▸ TASK BRIEF: Reproduce the part of the listing that opens with the line containing "Patent image size: (892, 660)." and closes with the line containing "The first hopper 270 is at (120, 90).", substituting "sectional" for "cutaway" and leaving everything else unchanged.

===== RECORDS SUPPLIED =====

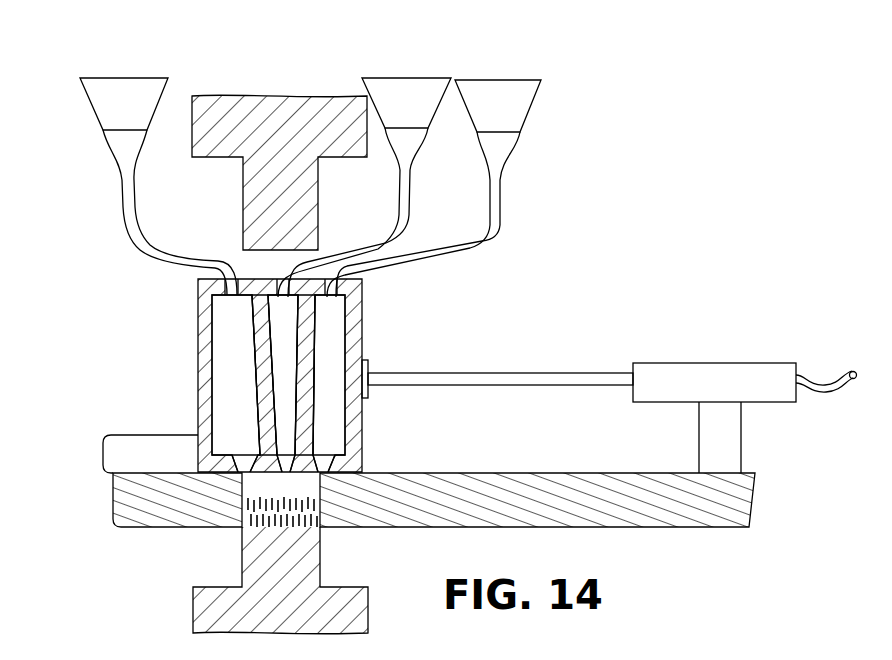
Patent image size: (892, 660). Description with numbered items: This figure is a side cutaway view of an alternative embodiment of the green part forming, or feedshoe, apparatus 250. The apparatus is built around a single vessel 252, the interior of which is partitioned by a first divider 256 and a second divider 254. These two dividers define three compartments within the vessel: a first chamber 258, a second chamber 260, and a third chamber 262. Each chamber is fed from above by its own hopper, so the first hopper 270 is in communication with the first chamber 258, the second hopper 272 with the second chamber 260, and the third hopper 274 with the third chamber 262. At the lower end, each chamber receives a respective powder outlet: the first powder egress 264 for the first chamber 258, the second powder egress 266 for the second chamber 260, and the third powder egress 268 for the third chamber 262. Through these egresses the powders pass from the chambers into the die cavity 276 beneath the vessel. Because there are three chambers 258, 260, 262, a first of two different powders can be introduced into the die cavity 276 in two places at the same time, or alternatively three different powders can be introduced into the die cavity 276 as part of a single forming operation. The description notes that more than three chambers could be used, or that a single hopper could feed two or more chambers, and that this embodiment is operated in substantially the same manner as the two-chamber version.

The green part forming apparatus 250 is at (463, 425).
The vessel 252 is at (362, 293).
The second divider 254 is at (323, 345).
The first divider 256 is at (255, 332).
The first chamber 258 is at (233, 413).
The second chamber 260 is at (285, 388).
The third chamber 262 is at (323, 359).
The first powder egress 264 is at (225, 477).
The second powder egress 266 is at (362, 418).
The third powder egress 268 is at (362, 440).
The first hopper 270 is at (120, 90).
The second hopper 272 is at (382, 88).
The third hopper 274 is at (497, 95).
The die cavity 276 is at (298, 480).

=====
===== RECORDS SUPPLIED =====

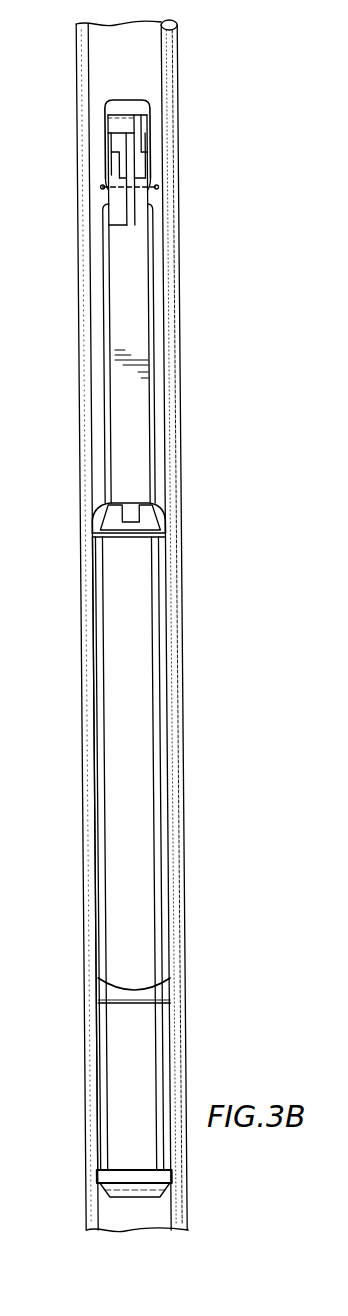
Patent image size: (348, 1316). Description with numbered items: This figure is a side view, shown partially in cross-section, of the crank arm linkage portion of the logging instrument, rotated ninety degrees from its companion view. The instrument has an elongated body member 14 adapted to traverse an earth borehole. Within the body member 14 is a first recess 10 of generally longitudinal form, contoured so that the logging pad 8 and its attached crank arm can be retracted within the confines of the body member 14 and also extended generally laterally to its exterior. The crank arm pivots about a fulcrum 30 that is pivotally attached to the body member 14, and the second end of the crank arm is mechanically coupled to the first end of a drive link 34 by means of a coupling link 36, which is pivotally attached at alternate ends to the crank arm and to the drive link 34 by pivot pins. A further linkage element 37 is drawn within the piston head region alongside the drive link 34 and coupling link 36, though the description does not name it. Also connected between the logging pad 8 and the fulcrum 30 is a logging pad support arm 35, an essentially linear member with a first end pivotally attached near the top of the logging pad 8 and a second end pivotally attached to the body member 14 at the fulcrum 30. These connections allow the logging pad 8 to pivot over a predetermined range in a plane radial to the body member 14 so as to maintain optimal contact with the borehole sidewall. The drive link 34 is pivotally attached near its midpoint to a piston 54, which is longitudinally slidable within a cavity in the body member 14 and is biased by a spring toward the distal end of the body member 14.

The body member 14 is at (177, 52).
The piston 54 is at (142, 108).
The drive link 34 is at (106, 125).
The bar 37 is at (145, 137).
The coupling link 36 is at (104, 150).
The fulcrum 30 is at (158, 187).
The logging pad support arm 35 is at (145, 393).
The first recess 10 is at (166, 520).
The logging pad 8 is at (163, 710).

=====

▸ RESPONSE TO THIS EXERCISE:
Patent image size: (892, 660). Description with numbered items: This figure is a side sectional view of an alternative embodiment of the green part forming, or feedshoe, apparatus 250. The apparatus is built around a single vessel 252, the interior of which is partitioned by a first divider 256 and a second divider 254. These two dividers define three compartments within the vessel: a first chamber 258, a second chamber 260, and a third chamber 262. Each chamber is fed from above by its own hopper, so the first hopper 270 is in communication with the first chamber 258, the second hopper 272 with the second chamber 260, and the third hopper 274 with the third chamber 262. At the lower end, each chamber receives a respective powder outlet: the first powder egress 264 for the first chamber 258, the second powder egress 266 for the second chamber 260, and the third powder egress 268 for the third chamber 262. Through these egresses the powders pass from the chambers into the die cavity 276 beneath the vessel. Because there are three chambers 258, 260, 262, a first of two different powders can be introduced into the die cavity 276 in two places at the same time, or alternatively three different powders can be introduced into the die cavity 276 as part of a single forming operation. The description notes that more than three chambers could be used, or that a single hopper could feed two or more chambers, and that this embodiment is operated in substantially the same manner as the two-chamber version.

The green part forming apparatus 250 is at (463, 425).
The vessel 252 is at (362, 293).
The second divider 254 is at (323, 345).
The first divider 256 is at (255, 332).
The first chamber 258 is at (233, 413).
The second chamber 260 is at (285, 388).
The third chamber 262 is at (323, 359).
The first powder egress 264 is at (225, 477).
The second powder egress 266 is at (362, 418).
The third powder egress 268 is at (362, 440).
The first hopper 270 is at (120, 90).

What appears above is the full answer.